WHAT NEEDS TO BE DONE >>
Please write out every record below exactly as it stands.

[Transcript entries for document pages]
>>>

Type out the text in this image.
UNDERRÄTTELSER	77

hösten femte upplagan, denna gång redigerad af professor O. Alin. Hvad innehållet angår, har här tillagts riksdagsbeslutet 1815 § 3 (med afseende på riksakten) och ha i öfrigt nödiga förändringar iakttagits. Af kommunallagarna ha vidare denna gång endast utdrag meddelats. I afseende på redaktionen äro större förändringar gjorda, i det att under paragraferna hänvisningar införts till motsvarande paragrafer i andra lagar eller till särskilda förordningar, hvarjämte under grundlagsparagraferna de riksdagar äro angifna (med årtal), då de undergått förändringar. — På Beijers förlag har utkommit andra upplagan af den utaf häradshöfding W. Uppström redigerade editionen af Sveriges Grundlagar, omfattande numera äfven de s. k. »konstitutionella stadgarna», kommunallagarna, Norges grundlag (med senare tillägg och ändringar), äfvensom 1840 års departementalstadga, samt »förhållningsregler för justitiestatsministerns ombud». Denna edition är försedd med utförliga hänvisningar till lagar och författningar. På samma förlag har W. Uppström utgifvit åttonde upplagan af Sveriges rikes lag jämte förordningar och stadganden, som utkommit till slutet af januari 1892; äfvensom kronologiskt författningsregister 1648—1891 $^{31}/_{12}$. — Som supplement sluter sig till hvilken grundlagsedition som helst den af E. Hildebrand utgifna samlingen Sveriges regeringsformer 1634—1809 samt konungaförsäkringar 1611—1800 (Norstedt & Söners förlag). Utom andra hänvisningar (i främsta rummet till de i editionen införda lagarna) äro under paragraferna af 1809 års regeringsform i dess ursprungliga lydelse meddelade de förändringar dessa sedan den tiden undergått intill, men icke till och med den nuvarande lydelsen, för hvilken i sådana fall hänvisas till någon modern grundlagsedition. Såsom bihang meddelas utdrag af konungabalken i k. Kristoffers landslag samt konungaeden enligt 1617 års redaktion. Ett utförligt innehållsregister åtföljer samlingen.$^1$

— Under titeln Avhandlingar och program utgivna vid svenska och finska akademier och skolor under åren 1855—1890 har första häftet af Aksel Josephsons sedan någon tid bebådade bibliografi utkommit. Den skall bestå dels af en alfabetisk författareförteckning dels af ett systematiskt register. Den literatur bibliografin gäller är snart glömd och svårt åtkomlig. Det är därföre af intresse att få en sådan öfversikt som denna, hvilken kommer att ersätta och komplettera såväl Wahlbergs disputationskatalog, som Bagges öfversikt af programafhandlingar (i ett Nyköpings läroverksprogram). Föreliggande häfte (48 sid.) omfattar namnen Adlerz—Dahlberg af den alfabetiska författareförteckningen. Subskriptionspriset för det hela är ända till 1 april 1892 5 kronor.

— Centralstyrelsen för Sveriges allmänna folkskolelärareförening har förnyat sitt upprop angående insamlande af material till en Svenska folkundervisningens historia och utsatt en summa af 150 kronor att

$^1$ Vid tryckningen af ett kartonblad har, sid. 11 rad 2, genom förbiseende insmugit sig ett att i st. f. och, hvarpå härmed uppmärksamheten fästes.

<<<

SOLUTION FOR THIS TASK >>
Type out the text in this image.
UNDERRÄTTELSER	77

hösten femte upplagan, denna gång redigerad af professor O. Alin. Hvad innehållet angår, har här tillagts riksdagsbeslutet 1815 § 3 (med afseende på riksakten) och ha i öfrigt nödiga förändringar iakttagits. Af kommunallagarna ha vidare denna gång endast utdrag meddelats. I afseende på redaktionen äro större förändringar gjorda, i det att under paragraferna hänvisningar införts till motsvarande paragrafer i andra lagar eller till särskilda förordningar, hvarjämte under grundlagsparagraferna de riksdagar äro angifna (med årtal), då de undergått förändringar. — På Beijers förlag har utkommit andra upplagan af den utaf häradshöfding W. Uppström redigerade editionen af Sveriges Grundlagar, omfattande numera äfven de s. k. »konstitutionella stadgarna», kommunallagarna, Norges grundlag (med senare tillägg och ändringar), äfvensom 1840 års departementalstadga, samt »förhållningsregler för justitiestatsministerns ombud». Denna edition är försedd med utförliga hänvisningar till lagar och författningar. På samma förlag har W. Uppström utgifvit åttonde upplagan af Sveriges rikes lag jämte förordningar och stadganden, som utkommit till slutet af januari 1892; äfvensom kronologiskt författningsregister 1648—1891 $^{31}/_{12}$. — Som supplement sluter sig till hvilken grundlagsedition som helst den af E. Hildebrand utgifna samlingen Sveriges regeringsformer 1634—1809 samt konungaförsäkringar 1611—1800 (Norstedt & Söners förlag). Utom andra hänvisningar (i främsta rummet till de i editionen införda lagarna) äro under paragraferna af 1809 års regeringsform i dess ursprungliga lydelse meddelade de förändringar dessa sedan den tiden undergått intill, men icke till och med den nuvarande lydelsen, för hvilken i sådana fall hänvisas till någon modern grundlagsedition. Såsom bihang meddelas utdrag af konungabalken i k. Kristoffers landslag samt konungaeden enligt 1617 års redaktion. Ett utförligt innehållsregister åtföljer samlingen.$^1$

— Under titeln Avhandlingar och program utgivna vid svenska och finska akademier och skolor under åren 1855—1890 har första häftet af Aksel Josephsons sedan någon tid bebådade bibliografi utkommit. Den skall bestå dels af en alfabetisk författareförteckning dels af ett systematiskt register. Den literatur bibliografin gäller är snart glömd och svårt åtkomlig. Det är därföre af intresse att få en sådan öfversikt som denna, hvilken kommer att ersätta och komplettera såväl Wahlbergs disputationskatalog, som Bagges öfversikt af programafhandlingar (i ett Nyköpings läroverksprogram). Föreliggande häfte (48 sid.) omfattar namnen Adlerz—Dahlberg af den alfabetiska författareförteckningen. Subskriptionspriset för det hela är ända till 1 april 1892 5 kronor.

— Centralstyrelsen för Sveriges allmänna folkskolelärareförening har förnyat sitt upprop angående insamlande af material till en Svenska folkundervisningens historia och utsatt en summa af 150 kronor att

$^1$ Vid tryckningen af ett kartonblad har, sid. 11 rad 2, genom förbiseende insmugit sig ett att i st. f. och, hvarpå härmed uppmärksamheten fästes.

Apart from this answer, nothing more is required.